Exactly repeat all the records below, omitting the images they hold.

##########

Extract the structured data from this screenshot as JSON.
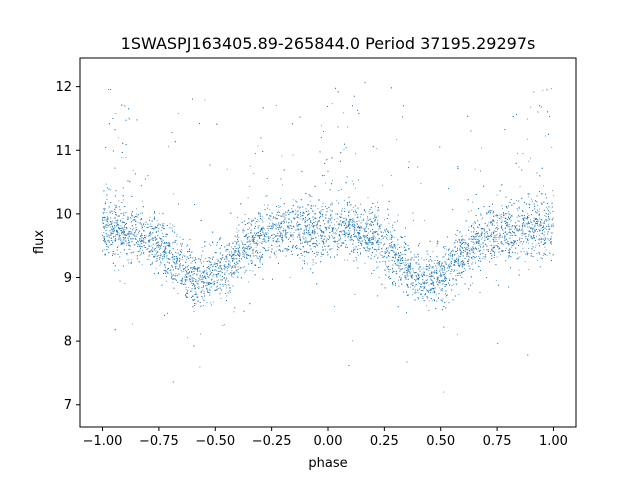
{
  "chart_data": {
    "type": "scatter",
    "title": "1SWASPJ163405.89-265844.0 Period 37195.29297s",
    "xlabel": "phase",
    "ylabel": "flux",
    "xlim": [
      -1.1,
      1.1
    ],
    "ylim": [
      6.65,
      12.45
    ],
    "xticks": [
      -1.0,
      -0.75,
      -0.5,
      -0.25,
      0.0,
      0.25,
      0.5,
      0.75,
      1.0
    ],
    "xtick_labels": [
      "−1.00",
      "−0.75",
      "−0.50",
      "−0.25",
      "0.00",
      "0.25",
      "0.50",
      "0.75",
      "1.00"
    ],
    "yticks": [
      7,
      8,
      9,
      10,
      11,
      12
    ],
    "ytick_labels": [
      "7",
      "8",
      "9",
      "10",
      "11",
      "12"
    ],
    "grid": false,
    "point_color": "#1f77b4",
    "model": {
      "baseline": 9.75,
      "dip_centers": [
        -0.55,
        0.45
      ],
      "dip_depth": 0.8,
      "dip_width": 0.18,
      "scatter_sigma": 0.22,
      "flare_centers": [
        -0.95,
        0.05,
        0.95
      ],
      "flare_level": 11.5,
      "n_points": 9000,
      "phase_range": [
        -1.0,
        1.0
      ]
    },
    "series": [
      {
        "x": [
          -1.0,
          -0.9,
          -0.8,
          -0.7,
          -0.6,
          -0.55,
          -0.5,
          -0.4,
          -0.3,
          -0.2,
          -0.1,
          0.0,
          0.1,
          0.2,
          0.3,
          0.4,
          0.45,
          0.5,
          0.6,
          0.7,
          0.8,
          0.9,
          1.0
        ],
        "y": [
          9.7,
          9.7,
          9.55,
          9.4,
          9.15,
          8.95,
          9.05,
          9.35,
          9.65,
          9.75,
          9.8,
          9.75,
          9.7,
          9.6,
          9.4,
          9.15,
          8.95,
          9.05,
          9.4,
          9.65,
          9.75,
          9.75,
          9.7
        ]
      }
    ]
  }
}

##########

- THE SOLUTION
Extract the structured data from this screenshot as JSON.
{
  "chart_data": {
    "type": "scatter",
    "title": "1SWASPJ163405.89-265844.0 Period 37195.29297s",
    "xlabel": "phase",
    "ylabel": "flux",
    "xlim": [
      -1.1,
      1.1
    ],
    "ylim": [
      6.65,
      12.45
    ],
    "xticks": [
      -1.0,
      -0.75,
      -0.5,
      -0.25,
      0.0,
      0.25,
      0.5,
      0.75,
      1.0
    ],
    "xtick_labels": [
      "−1.00",
      "−0.75",
      "−0.50",
      "−0.25",
      "0.00",
      "0.25",
      "0.50",
      "0.75",
      "1.00"
    ],
    "yticks": [
      7,
      8,
      9,
      10,
      11,
      12
    ],
    "ytick_labels": [
      "7",
      "8",
      "9",
      "10",
      "11",
      "12"
    ],
    "grid": false,
    "point_color": "#1f77b4",
    "model": {
      "baseline": 9.75,
      "dip_centers": [
        -0.55,
        0.45
      ],
      "dip_depth": 0.8,
      "dip_width": 0.18,
      "scatter_sigma": 0.22,
      "flare_centers": [
        -0.95,
        0.05,
        0.95
      ],
      "flare_level": 11.5,
      "n_points": 9000,
      "phase_range": [
        -1.0,
        1.0
      ]
    },
    "series": [
      {
        "x": [
          -1.0,
          -0.9,
          -0.8,
          -0.7,
          -0.6,
          -0.55,
          -0.5,
          -0.4,
          -0.3,
          -0.2,
          -0.1,
          0.0,
          0.1,
          0.2,
          0.3,
          0.4,
          0.45,
          0.5,
          0.6,
          0.7,
          0.8,
          0.9,
          1.0
        ],
        "y": [
          9.7,
          9.7,
          9.55,
          9.4,
          9.15,
          8.95,
          9.05,
          9.35,
          9.65,
          9.75,
          9.8,
          9.75,
          9.7,
          9.6,
          9.4,
          9.15,
          8.95,
          9.05,
          9.4,
          9.65,
          9.75,
          9.75,
          9.7
        ]
      }
    ]
  }
}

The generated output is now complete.